> _INSTRUCTION_
Skip all pictures, then print the remaining material exactly.

> _EXCERPTED RECORDS_
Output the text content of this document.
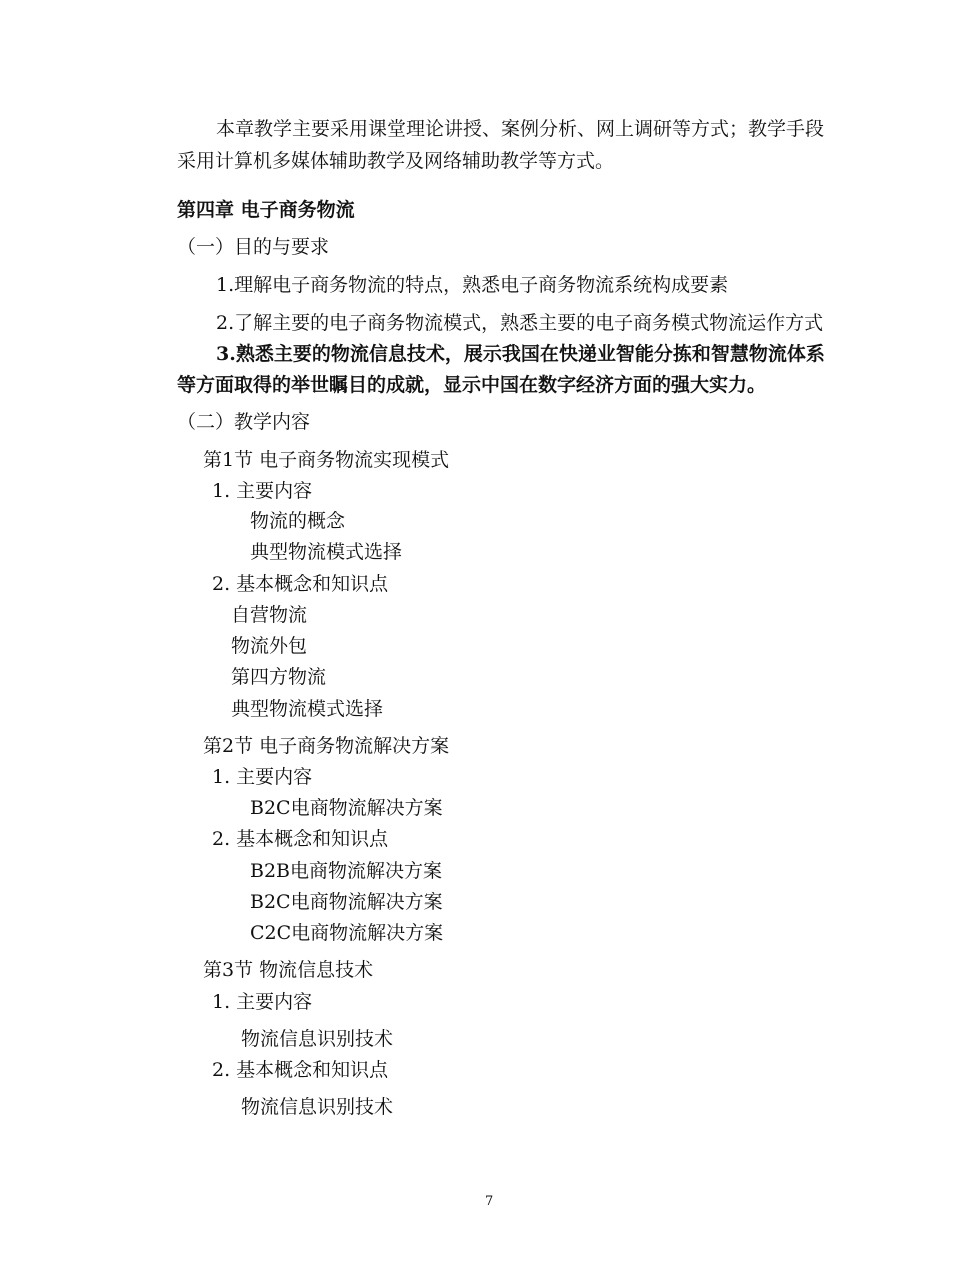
本章教学主要采用课堂理论讲授、案例分析、网上调研等方式；教学手段
采用计算机多媒体辅助教学及网络辅助教学等方式。
第四章 电子商务物流
（一）目的与要求
1.理解电子商务物流的特点，熟悉电子商务物流系统构成要素
2.了解主要的电子商务物流模式，熟悉主要的电子商务模式物流运作方式
3.熟悉主要的物流信息技术，展示我国在快递业智能分拣和智慧物流体系
等方面取得的举世瞩目的成就，显示中国在数字经济方面的强大实力。
（二）教学内容
第1节 电子商务物流实现模式
1. 主要内容
物流的概念
典型物流模式选择
2. 基本概念和知识点
自营物流
物流外包
第四方物流
典型物流模式选择
第2节 电子商务物流解决方案
1. 主要内容
B2C电商物流解决方案
2. 基本概念和知识点
B2B电商物流解决方案
B2C电商物流解决方案
C2C电商物流解决方案
第3节 物流信息技术
1. 主要内容
物流信息识别技术
2. 基本概念和知识点
物流信息识别技术
7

> _TASK OUTPUT_
Output the text content of this document.
本章教学主要采用课堂理论讲授、案例分析、网上调研等方式；教学手段
采用计算机多媒体辅助教学及网络辅助教学等方式。
第四章 电子商务物流
（一）目的与要求
1.理解电子商务物流的特点，熟悉电子商务物流系统构成要素
2.了解主要的电子商务物流模式，熟悉主要的电子商务模式物流运作方式
3.熟悉主要的物流信息技术，展示我国在快递业智能分拣和智慧物流体系
等方面取得的举世瞩目的成就，显示中国在数字经济方面的强大实力。
（二）教学内容
第1节 电子商务物流实现模式
1. 主要内容
物流的概念
典型物流模式选择
2. 基本概念和知识点
自营物流
物流外包
第四方物流
典型物流模式选择
第2节 电子商务物流解决方案
1. 主要内容
B2C电商物流解决方案
2. 基本概念和知识点
B2B电商物流解决方案
B2C电商物流解决方案
C2C电商物流解决方案
第3节 物流信息技术
1. 主要内容
物流信息识别技术
2. 基本概念和知识点
物流信息识别技术
7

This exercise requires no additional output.